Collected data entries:
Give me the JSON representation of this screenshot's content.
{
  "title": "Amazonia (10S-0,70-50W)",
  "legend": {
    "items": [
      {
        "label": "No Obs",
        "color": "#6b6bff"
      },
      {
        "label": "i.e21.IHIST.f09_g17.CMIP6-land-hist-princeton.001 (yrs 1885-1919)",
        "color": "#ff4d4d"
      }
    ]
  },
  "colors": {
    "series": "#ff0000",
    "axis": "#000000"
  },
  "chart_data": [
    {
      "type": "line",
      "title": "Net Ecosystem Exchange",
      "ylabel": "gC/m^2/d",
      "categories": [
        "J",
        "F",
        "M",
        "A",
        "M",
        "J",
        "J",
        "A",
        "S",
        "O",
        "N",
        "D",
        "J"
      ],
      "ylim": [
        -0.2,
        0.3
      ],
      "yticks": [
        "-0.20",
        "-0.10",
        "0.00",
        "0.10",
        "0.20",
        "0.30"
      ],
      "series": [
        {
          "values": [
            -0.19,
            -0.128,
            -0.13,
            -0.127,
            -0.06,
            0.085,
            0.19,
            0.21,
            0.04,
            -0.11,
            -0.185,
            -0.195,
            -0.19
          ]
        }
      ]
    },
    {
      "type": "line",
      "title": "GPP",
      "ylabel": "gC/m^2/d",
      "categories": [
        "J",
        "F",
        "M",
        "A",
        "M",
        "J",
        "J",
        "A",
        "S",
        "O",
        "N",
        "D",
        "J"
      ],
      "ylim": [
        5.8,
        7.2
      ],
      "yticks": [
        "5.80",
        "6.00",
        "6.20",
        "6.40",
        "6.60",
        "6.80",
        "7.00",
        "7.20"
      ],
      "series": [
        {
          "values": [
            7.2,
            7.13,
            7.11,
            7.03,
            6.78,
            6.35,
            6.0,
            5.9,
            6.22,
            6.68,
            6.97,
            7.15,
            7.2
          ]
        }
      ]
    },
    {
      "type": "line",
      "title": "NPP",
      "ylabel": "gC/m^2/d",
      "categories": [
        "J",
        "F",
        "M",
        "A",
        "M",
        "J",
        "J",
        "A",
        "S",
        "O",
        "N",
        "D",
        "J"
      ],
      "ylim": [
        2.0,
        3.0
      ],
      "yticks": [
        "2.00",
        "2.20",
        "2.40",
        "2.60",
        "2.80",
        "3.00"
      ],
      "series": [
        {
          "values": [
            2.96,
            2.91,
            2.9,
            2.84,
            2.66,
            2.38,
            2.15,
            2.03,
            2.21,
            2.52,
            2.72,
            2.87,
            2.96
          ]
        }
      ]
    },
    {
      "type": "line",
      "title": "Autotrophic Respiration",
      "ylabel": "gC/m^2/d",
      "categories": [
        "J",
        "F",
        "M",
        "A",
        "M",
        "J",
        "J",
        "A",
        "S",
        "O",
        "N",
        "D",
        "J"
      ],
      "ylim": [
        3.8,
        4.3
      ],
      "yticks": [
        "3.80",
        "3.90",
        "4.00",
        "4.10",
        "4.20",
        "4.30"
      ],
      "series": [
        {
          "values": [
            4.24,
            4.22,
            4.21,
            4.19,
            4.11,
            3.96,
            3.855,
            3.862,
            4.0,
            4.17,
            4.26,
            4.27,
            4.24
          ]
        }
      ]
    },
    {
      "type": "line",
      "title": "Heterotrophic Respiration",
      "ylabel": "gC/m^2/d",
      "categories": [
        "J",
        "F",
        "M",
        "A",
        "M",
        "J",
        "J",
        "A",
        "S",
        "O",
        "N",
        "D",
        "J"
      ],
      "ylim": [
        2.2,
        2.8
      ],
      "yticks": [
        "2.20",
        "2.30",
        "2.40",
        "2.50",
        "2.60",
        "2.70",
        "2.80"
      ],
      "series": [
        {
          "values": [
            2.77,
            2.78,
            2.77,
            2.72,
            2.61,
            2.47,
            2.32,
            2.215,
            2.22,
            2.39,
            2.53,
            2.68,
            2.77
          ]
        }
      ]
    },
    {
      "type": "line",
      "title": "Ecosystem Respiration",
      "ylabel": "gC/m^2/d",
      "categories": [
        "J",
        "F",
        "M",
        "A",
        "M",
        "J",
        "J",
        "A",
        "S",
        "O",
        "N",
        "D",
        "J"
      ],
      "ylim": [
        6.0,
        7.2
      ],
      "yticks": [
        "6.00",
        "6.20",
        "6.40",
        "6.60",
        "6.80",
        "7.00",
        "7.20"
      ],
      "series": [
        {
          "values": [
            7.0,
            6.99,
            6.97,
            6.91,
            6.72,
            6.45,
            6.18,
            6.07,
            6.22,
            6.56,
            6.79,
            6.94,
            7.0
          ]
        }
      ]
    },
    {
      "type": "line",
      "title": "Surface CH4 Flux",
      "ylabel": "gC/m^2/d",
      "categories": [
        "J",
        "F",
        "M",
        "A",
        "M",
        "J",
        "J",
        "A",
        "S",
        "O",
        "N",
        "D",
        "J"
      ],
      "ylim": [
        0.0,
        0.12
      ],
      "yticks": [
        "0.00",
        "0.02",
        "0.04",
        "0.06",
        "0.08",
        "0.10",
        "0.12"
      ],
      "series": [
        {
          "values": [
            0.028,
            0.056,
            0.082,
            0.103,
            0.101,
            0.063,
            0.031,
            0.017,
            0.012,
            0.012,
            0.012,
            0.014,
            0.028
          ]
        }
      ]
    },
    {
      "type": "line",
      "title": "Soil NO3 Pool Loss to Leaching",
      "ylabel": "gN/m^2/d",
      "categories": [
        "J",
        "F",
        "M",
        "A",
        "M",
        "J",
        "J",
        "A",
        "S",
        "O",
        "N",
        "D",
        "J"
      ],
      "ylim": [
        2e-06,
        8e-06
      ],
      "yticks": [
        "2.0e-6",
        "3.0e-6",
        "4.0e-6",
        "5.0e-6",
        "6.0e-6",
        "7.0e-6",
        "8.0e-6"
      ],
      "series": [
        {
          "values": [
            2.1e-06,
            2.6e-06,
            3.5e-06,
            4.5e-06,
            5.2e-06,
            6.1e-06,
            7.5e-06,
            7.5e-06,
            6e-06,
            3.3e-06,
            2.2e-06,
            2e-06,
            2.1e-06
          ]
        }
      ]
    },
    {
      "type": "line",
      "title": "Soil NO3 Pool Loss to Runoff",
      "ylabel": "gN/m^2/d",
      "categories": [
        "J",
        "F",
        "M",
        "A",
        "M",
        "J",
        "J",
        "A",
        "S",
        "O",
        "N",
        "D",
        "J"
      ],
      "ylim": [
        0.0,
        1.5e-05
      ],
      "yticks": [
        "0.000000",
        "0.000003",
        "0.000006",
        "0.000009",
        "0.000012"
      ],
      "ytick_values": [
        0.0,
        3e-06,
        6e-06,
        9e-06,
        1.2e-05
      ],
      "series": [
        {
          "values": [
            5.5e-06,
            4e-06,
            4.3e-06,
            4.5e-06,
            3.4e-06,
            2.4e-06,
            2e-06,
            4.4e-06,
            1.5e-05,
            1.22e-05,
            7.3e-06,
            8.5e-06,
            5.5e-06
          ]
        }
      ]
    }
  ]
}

Requirements: Gather all lines from the records above in which "Pool" appears.

Result:
      "title": "Soil NO3 Pool Loss to Leaching",
      "title": "Soil NO3 Pool Loss to Runoff",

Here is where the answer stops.